### [The problem]
Extract the full set of records, then give each one again exactly.

### [Supplied records]

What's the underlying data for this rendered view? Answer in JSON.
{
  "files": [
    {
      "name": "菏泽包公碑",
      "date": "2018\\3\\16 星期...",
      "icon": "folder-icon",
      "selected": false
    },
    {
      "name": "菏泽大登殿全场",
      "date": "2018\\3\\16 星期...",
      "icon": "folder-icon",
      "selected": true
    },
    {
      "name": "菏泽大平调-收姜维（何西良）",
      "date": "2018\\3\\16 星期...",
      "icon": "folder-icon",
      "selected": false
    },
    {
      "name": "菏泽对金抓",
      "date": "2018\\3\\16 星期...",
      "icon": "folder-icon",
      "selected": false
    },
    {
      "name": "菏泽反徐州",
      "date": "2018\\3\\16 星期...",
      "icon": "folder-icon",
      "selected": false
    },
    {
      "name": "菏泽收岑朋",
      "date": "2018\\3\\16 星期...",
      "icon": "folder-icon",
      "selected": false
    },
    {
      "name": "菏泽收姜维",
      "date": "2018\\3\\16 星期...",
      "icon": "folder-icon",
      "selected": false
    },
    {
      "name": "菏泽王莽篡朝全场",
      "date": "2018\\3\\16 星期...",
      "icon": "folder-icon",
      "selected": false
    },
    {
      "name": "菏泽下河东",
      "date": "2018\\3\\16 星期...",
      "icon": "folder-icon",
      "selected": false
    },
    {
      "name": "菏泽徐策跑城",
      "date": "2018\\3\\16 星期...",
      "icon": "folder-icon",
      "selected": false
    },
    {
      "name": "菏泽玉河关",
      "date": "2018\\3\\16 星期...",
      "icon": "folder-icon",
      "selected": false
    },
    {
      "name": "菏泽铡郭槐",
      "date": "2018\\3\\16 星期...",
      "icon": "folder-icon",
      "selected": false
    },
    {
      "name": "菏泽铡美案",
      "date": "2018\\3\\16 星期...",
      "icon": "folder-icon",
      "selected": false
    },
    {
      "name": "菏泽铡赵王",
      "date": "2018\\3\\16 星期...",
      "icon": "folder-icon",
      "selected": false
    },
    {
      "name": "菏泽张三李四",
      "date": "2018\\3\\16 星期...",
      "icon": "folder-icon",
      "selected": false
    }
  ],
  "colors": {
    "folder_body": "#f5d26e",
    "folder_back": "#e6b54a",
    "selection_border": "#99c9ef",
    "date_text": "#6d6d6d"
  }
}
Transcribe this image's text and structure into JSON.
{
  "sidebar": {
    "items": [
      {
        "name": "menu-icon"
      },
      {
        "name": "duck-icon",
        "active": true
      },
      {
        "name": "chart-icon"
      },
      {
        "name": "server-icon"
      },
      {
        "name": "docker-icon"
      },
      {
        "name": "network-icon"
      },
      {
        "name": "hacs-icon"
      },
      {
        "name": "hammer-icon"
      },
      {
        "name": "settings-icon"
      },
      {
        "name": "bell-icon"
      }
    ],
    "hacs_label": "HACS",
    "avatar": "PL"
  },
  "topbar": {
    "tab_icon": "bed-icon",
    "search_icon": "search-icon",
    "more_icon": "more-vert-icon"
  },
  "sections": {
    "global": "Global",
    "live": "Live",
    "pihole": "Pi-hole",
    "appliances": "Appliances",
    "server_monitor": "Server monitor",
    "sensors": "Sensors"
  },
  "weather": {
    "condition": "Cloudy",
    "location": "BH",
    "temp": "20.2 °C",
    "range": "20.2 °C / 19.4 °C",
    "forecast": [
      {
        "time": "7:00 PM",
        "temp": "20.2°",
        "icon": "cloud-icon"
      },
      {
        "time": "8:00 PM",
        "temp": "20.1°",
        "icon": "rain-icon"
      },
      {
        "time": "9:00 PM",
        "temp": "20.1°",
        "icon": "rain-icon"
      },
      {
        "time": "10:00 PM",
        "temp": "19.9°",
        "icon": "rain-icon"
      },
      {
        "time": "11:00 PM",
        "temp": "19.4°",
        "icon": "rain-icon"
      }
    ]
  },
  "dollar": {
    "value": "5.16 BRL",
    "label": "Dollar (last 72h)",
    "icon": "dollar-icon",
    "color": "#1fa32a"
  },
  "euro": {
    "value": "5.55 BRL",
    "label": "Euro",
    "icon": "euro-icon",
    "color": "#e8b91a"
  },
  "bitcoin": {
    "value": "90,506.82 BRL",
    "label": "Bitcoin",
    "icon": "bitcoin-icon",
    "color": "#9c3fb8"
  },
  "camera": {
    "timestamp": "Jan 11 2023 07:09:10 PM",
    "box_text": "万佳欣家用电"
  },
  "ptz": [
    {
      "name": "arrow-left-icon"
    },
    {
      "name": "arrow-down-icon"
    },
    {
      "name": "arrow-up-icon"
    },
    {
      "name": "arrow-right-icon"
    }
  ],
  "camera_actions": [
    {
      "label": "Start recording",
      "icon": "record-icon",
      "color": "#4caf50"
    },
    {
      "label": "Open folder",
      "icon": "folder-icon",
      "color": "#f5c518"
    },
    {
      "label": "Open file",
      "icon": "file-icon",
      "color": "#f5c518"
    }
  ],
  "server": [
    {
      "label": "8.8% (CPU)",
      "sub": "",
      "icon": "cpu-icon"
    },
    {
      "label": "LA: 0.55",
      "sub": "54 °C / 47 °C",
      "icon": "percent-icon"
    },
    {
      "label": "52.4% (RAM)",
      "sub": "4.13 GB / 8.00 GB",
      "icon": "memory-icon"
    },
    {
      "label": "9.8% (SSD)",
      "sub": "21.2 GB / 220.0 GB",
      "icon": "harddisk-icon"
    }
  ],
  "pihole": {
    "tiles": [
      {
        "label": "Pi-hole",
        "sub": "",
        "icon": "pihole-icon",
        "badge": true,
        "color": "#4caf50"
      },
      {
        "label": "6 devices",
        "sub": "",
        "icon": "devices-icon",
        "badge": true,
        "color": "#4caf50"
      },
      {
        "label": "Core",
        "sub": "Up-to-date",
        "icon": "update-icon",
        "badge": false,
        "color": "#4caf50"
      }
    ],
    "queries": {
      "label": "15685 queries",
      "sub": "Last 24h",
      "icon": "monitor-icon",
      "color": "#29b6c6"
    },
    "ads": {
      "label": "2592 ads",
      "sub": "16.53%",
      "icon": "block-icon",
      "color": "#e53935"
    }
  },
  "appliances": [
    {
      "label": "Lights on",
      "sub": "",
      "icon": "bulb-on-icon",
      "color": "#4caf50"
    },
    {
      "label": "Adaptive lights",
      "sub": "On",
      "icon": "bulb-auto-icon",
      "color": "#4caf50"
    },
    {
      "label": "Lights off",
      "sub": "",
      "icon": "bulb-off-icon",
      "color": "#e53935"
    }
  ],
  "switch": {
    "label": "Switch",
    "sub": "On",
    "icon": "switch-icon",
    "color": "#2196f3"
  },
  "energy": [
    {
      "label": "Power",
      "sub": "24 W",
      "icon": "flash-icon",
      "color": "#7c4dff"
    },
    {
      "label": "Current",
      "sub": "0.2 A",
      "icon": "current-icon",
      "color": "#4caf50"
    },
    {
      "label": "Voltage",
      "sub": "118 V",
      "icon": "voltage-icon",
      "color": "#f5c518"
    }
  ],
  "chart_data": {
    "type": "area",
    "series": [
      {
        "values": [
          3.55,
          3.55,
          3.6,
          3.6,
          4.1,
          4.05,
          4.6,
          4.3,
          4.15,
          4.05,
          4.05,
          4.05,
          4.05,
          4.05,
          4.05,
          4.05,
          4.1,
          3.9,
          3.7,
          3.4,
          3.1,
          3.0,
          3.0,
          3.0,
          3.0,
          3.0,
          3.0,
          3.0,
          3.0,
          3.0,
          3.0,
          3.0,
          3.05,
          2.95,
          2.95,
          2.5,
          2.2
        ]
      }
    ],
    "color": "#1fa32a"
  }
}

### [Result for this exercise]
What's the underlying data for this rendered view? Answer in JSON.
{
  "files": [
    {
      "name": "菏泽包公碑",
      "date": "2018\\3\\16 星期...",
      "icon": "folder-icon",
      "selected": false
    },
    {
      "name": "菏泽大登殿全场",
      "date": "2018\\3\\16 星期...",
      "icon": "folder-icon",
      "selected": true
    },
    {
      "name": "菏泽大平调-收姜维（何西良）",
      "date": "2018\\3\\16 星期...",
      "icon": "folder-icon",
      "selected": false
    },
    {
      "name": "菏泽对金抓",
      "date": "2018\\3\\16 星期...",
      "icon": "folder-icon",
      "selected": false
    },
    {
      "name": "菏泽反徐州",
      "date": "2018\\3\\16 星期...",
      "icon": "folder-icon",
      "selected": false
    },
    {
      "name": "菏泽收岑朋",
      "date": "2018\\3\\16 星期...",
      "icon": "folder-icon",
      "selected": false
    },
    {
      "name": "菏泽收姜维",
      "date": "2018\\3\\16 星期...",
      "icon": "folder-icon",
      "selected": false
    },
    {
      "name": "菏泽王莽篡朝全场",
      "date": "2018\\3\\16 星期...",
      "icon": "folder-icon",
      "selected": false
    },
    {
      "name": "菏泽下河东",
      "date": "2018\\3\\16 星期...",
      "icon": "folder-icon",
      "selected": false
    },
    {
      "name": "菏泽徐策跑城",
      "date": "2018\\3\\16 星期...",
      "icon": "folder-icon",
      "selected": false
    },
    {
      "name": "菏泽玉河关",
      "date": "2018\\3\\16 星期...",
      "icon": "folder-icon",
      "selected": false
    },
    {
      "name": "菏泽铡郭槐",
      "date": "2018\\3\\16 星期...",
      "icon": "folder-icon",
      "selected": false
    },
    {
      "name": "菏泽铡美案",
      "date": "2018\\3\\16 星期...",
      "icon": "folder-icon",
      "selected": false
    },
    {
      "name": "菏泽铡赵王",
      "date": "2018\\3\\16 星期...",
      "icon": "folder-icon",
      "selected": false
    },
    {
      "name": "菏泽张三李四",
      "date": "2018\\3\\16 星期...",
      "icon": "folder-icon",
      "selected": false
    }
  ],
  "colors": {
    "folder_body": "#f5d26e",
    "folder_back": "#e6b54a",
    "selection_border": "#99c9ef",
    "date_text": "#6d6d6d"
  }
}
Transcribe this image's text and structure into JSON.
{
  "sidebar": {
    "items": [
      {
        "name": "menu-icon"
      },
      {
        "name": "duck-icon",
        "active": true
      },
      {
        "name": "chart-icon"
      },
      {
        "name": "server-icon"
      },
      {
        "name": "docker-icon"
      },
      {
        "name": "network-icon"
      },
      {
        "name": "hacs-icon"
      },
      {
        "name": "hammer-icon"
      },
      {
        "name": "settings-icon"
      },
      {
        "name": "bell-icon"
      }
    ],
    "hacs_label": "HACS",
    "avatar": "PL"
  },
  "topbar": {
    "tab_icon": "bed-icon",
    "search_icon": "search-icon",
    "more_icon": "more-vert-icon"
  },
  "sections": {
    "global": "Global",
    "live": "Live",
    "pihole": "Pi-hole",
    "appliances": "Appliances",
    "server_monitor": "Server monitor",
    "sensors": "Sensors"
  },
  "weather": {
    "condition": "Cloudy",
    "location": "BH",
    "temp": "20.2 °C",
    "range": "20.2 °C / 19.4 °C",
    "forecast": [
      {
        "time": "7:00 PM",
        "temp": "20.2°",
        "icon": "cloud-icon"
      },
      {
        "time": "8:00 PM",
        "temp": "20.1°",
        "icon": "rain-icon"
      },
      {
        "time": "9:00 PM",
        "temp": "20.1°",
        "icon": "rain-icon"
      },
      {
        "time": "10:00 PM",
        "temp": "19.9°",
        "icon": "rain-icon"
      },
      {
        "time": "11:00 PM",
        "temp": "19.4°",
        "icon": "rain-icon"
      }
    ]
  },
  "dollar": {
    "value": "5.16 BRL",
    "label": "Dollar (last 72h)",
    "icon": "dollar-icon",
    "color": "#1fa32a"
  },
  "euro": {
    "value": "5.55 BRL",
    "label": "Euro",
    "icon": "euro-icon",
    "color": "#e8b91a"
  },
  "bitcoin": {
    "value": "90,506.82 BRL",
    "label": "Bitcoin",
    "icon": "bitcoin-icon",
    "color": "#9c3fb8"
  },
  "camera": {
    "timestamp": "Jan 11 2023 07:09:10 PM",
    "box_text": "万佳欣家用电"
  },
  "ptz": [
    {
      "name": "arrow-left-icon"
    },
    {
      "name": "arrow-down-icon"
    },
    {
      "name": "arrow-up-icon"
    },
    {
      "name": "arrow-right-icon"
    }
  ],
  "camera_actions": [
    {
      "label": "Start recording",
      "icon": "record-icon",
      "color": "#4caf50"
    },
    {
      "label": "Open folder",
      "icon": "folder-icon",
      "color": "#f5c518"
    },
    {
      "label": "Open file",
      "icon": "file-icon",
      "color": "#f5c518"
    }
  ],
  "server": [
    {
      "label": "8.8% (CPU)",
      "sub": "",
      "icon": "cpu-icon"
    },
    {
      "label": "LA: 0.55",
      "sub": "54 °C / 47 °C",
      "icon": "percent-icon"
    },
    {
      "label": "52.4% (RAM)",
      "sub": "4.13 GB / 8.00 GB",
      "icon": "memory-icon"
    },
    {
      "label": "9.8% (SSD)",
      "sub": "21.2 GB / 220.0 GB",
      "icon": "harddisk-icon"
    }
  ],
  "pihole": {
    "tiles": [
      {
        "label": "Pi-hole",
        "sub": "",
        "icon": "pihole-icon",
        "badge": true,
        "color": "#4caf50"
      },
      {
        "label": "6 devices",
        "sub": "",
        "icon": "devices-icon",
        "badge": true,
        "color": "#4caf50"
      },
      {
        "label": "Core",
        "sub": "Up-to-date",
        "icon": "update-icon",
        "badge": false,
        "color": "#4caf50"
      }
    ],
    "queries": {
      "label": "15685 queries",
      "sub": "Last 24h",
      "icon": "monitor-icon",
      "color": "#29b6c6"
    },
    "ads": {
      "label": "2592 ads",
      "sub": "16.53%",
      "icon": "block-icon",
      "color": "#e53935"
    }
  },
  "appliances": [
    {
      "label": "Lights on",
      "sub": "",
      "icon": "bulb-on-icon",
      "color": "#4caf50"
    },
    {
      "label": "Adaptive lights",
      "sub": "On",
      "icon": "bulb-auto-icon",
      "color": "#4caf50"
    },
    {
      "label": "Lights off",
      "sub": "",
      "icon": "bulb-off-icon",
      "color": "#e53935"
    }
  ],
  "switch": {
    "label": "Switch",
    "sub": "On",
    "icon": "switch-icon",
    "color": "#2196f3"
  },
  "energy": [
    {
      "label": "Power",
      "sub": "24 W",
      "icon": "flash-icon",
      "color": "#7c4dff"
    },
    {
      "label": "Current",
      "sub": "0.2 A",
      "icon": "current-icon",
      "color": "#4caf50"
    },
    {
      "label": "Voltage",
      "sub": "118 V",
      "icon": "voltage-icon",
      "color": "#f5c518"
    }
  ],
  "chart_data": {
    "type": "area",
    "series": [
      {
        "values": [
          3.55,
          3.55,
          3.6,
          3.6,
          4.1,
          4.05,
          4.6,
          4.3,
          4.15,
          4.05,
          4.05,
          4.05,
          4.05,
          4.05,
          4.05,
          4.05,
          4.1,
          3.9,
          3.7,
          3.4,
          3.1,
          3.0,
          3.0,
          3.0,
          3.0,
          3.0,
          3.0,
          3.0,
          3.0,
          3.0,
          3.0,
          3.0,
          3.05,
          2.95,
          2.95,
          2.5,
          2.2
        ]
      }
    ],
    "color": "#1fa32a"
  }
}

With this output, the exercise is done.